* _SHORT EXERCISE_: In the records that follow, locate every line with "title" and extract it.

Part of a data file
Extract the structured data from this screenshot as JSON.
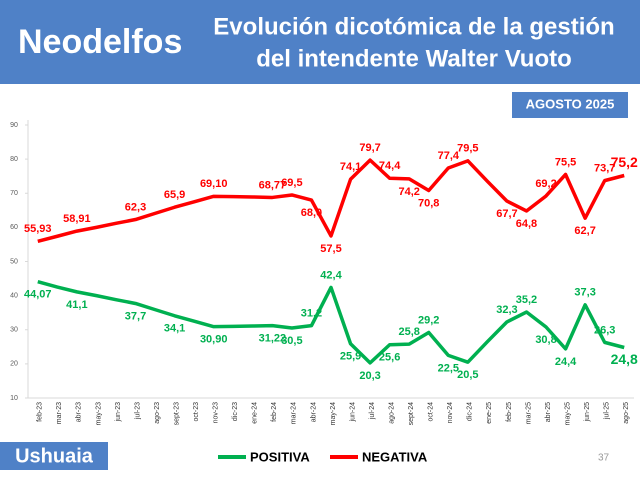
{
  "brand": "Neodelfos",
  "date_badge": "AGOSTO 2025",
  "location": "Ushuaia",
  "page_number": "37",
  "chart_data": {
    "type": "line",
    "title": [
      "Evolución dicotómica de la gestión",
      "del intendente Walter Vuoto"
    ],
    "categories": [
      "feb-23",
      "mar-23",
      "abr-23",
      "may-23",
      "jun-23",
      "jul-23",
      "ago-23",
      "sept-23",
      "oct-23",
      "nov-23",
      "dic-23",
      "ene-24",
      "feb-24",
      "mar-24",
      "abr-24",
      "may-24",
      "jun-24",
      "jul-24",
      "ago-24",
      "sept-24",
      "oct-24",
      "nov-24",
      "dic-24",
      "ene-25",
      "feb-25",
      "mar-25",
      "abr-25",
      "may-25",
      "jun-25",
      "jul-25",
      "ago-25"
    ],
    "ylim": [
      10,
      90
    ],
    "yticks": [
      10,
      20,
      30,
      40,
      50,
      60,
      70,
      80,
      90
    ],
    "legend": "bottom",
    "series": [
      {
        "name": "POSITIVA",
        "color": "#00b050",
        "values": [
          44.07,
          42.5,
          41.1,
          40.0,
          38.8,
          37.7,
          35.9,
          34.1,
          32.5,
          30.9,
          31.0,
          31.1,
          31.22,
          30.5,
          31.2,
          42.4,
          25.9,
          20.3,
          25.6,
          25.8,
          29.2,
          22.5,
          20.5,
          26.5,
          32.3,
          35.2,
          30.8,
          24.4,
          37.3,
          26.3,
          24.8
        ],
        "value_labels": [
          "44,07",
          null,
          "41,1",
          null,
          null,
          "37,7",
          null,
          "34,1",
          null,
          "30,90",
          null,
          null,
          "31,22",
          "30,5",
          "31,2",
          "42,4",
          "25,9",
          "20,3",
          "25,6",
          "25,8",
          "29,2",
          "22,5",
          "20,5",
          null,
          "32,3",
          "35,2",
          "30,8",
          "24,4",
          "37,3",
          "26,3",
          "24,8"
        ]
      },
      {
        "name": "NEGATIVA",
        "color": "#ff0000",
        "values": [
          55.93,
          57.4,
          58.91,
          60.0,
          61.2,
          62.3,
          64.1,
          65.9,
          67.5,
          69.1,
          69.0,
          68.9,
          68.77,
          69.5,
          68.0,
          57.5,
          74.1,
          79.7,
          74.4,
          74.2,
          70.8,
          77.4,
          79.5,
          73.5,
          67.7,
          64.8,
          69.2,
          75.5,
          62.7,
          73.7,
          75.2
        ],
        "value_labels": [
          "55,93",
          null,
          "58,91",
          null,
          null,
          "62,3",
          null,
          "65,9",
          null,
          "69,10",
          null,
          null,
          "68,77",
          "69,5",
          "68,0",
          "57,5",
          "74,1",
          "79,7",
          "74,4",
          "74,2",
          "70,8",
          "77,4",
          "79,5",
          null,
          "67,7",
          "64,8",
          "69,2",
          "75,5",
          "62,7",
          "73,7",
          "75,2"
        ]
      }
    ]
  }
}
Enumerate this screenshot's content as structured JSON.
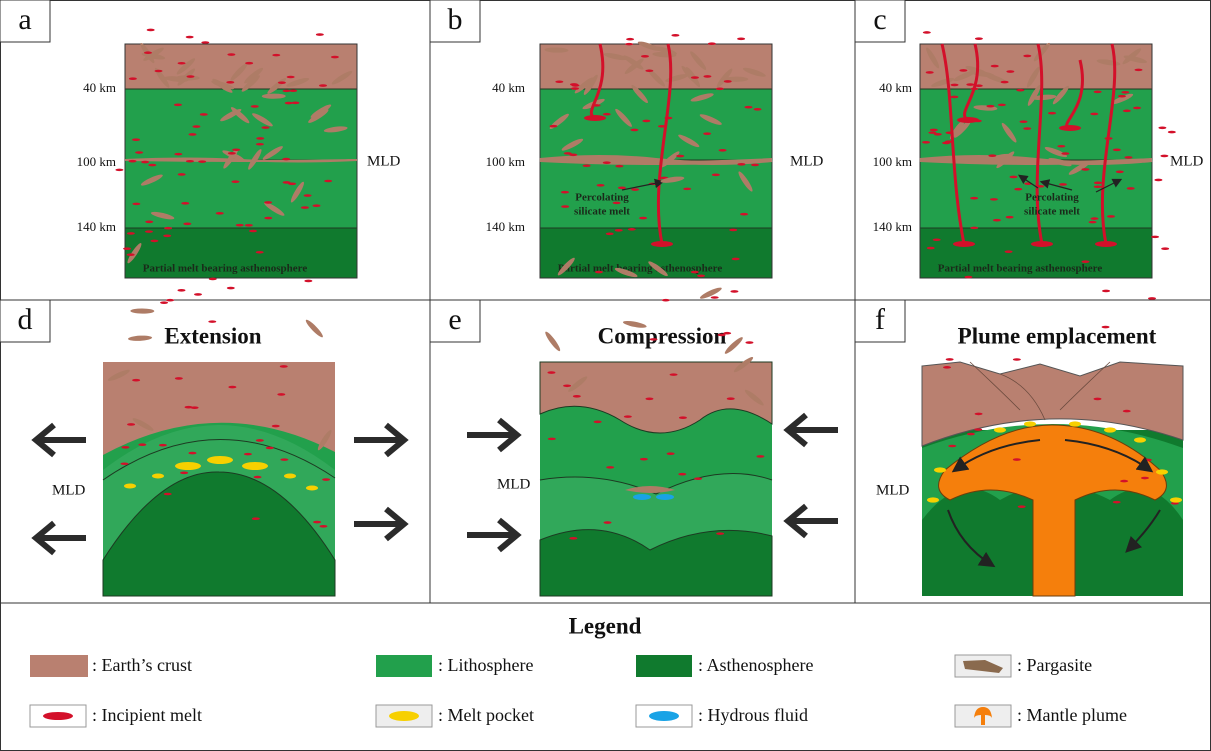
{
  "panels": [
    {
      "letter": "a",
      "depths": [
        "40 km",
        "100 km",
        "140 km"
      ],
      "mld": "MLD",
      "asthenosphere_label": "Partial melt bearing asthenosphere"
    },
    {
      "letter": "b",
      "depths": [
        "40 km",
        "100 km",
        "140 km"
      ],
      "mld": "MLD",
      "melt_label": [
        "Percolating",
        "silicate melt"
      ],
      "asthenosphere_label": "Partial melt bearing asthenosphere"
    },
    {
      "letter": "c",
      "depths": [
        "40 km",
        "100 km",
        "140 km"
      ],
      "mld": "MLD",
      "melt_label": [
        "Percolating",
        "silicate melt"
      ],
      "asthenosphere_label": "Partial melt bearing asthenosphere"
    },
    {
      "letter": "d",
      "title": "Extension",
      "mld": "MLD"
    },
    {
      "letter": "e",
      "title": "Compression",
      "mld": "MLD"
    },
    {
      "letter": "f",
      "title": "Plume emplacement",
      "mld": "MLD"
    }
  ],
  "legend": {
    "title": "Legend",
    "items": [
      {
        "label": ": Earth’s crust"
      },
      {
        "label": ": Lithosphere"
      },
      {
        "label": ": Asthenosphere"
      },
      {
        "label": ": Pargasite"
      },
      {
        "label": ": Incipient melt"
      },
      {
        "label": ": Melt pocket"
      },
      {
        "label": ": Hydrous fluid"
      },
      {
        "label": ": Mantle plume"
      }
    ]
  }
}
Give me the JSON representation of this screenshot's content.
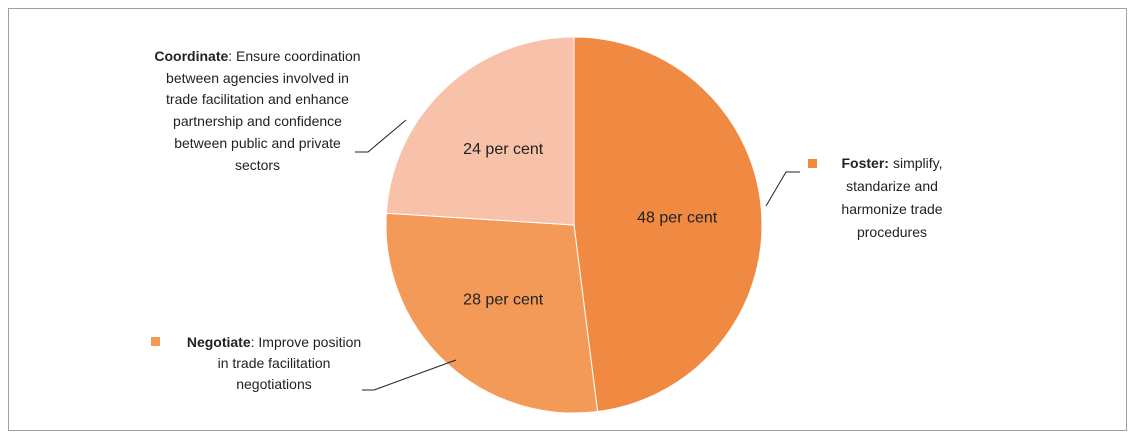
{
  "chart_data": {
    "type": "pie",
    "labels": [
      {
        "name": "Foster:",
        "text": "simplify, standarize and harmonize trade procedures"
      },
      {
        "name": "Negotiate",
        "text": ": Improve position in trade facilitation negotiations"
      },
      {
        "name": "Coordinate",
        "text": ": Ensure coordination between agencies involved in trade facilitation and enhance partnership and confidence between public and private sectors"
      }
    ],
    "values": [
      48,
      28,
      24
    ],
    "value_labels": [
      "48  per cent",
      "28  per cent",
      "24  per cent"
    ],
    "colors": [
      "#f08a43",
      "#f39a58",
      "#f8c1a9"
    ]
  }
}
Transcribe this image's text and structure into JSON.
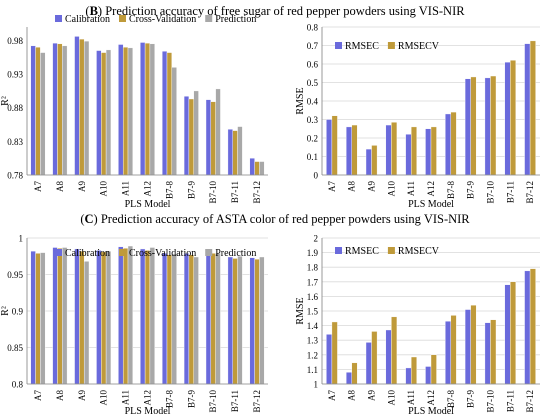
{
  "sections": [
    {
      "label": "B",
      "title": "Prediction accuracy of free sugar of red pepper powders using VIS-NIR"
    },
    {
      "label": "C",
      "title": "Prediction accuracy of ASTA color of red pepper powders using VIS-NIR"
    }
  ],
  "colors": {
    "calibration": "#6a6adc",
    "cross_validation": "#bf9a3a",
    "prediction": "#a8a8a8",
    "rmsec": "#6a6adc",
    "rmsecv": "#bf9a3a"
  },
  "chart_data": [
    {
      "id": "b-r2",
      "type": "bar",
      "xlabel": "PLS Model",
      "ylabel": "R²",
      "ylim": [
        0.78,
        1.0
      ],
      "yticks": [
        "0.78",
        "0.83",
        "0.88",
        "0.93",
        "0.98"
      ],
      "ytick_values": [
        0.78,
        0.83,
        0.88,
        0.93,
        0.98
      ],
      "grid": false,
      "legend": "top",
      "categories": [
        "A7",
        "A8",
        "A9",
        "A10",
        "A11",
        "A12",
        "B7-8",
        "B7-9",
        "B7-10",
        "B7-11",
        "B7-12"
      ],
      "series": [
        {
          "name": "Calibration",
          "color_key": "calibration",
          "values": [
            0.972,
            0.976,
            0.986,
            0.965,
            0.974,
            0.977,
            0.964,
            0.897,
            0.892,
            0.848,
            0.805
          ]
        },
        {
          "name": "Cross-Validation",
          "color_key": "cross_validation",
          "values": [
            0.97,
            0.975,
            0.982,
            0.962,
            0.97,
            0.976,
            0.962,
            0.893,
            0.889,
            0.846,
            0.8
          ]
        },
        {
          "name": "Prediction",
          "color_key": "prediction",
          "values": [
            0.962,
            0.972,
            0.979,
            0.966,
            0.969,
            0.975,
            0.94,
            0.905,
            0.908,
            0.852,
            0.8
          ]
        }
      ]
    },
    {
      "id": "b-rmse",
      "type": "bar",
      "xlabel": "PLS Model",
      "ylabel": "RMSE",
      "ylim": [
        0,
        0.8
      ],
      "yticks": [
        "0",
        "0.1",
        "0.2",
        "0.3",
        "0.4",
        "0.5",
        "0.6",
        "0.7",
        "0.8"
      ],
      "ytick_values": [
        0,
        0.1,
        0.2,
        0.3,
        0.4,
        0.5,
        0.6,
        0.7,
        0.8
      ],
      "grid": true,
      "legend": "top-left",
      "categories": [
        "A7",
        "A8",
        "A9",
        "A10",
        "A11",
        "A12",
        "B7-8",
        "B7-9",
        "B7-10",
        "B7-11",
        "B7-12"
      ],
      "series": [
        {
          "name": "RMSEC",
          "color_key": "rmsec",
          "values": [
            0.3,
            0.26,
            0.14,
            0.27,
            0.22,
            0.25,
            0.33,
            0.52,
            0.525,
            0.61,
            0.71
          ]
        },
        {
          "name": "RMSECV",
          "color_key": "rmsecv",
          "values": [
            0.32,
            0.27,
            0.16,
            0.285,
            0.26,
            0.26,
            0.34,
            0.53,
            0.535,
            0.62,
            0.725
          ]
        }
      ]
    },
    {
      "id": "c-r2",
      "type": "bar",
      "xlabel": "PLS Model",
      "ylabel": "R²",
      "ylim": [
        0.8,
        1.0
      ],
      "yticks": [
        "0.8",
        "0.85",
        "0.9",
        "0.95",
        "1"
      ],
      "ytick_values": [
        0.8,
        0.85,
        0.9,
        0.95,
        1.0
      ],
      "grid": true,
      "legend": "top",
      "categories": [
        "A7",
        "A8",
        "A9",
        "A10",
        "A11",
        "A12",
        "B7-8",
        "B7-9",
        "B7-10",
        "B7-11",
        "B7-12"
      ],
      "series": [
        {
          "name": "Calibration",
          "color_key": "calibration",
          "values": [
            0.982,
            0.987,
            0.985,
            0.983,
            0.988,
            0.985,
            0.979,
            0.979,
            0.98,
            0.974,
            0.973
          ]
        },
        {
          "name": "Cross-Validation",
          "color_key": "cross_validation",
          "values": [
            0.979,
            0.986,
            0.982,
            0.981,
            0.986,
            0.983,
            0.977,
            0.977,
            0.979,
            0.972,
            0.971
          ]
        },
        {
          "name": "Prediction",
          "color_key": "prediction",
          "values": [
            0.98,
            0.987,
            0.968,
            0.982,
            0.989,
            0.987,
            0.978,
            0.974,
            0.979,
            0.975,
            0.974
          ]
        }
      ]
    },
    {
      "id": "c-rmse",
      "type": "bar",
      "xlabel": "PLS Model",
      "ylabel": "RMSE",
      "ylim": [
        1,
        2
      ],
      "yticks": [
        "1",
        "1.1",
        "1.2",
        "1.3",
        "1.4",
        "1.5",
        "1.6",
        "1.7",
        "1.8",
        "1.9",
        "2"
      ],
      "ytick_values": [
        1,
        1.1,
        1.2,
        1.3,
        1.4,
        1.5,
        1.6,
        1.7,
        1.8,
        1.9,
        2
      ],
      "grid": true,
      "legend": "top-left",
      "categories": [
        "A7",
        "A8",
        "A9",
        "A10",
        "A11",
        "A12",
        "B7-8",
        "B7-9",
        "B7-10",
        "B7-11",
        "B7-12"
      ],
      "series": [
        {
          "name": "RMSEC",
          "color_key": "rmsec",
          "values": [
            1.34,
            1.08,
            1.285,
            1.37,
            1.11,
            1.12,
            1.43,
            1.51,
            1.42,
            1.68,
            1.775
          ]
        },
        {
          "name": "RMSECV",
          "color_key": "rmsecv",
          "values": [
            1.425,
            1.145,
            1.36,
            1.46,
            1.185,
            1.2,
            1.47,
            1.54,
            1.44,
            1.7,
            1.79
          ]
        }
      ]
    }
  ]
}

* _FULL OUTPUT_:
    "title": [
      "title": "Extension",
      "title": "Compression",
      "title": "Plume emplacement",
    "title": "Legend",
      "title": "Prediction accuracy of free sugar of red pepper powders using VIS-NIR"
      "title": "Prediction accuracy of ASTA color of red pepper powders using VIS-NIR"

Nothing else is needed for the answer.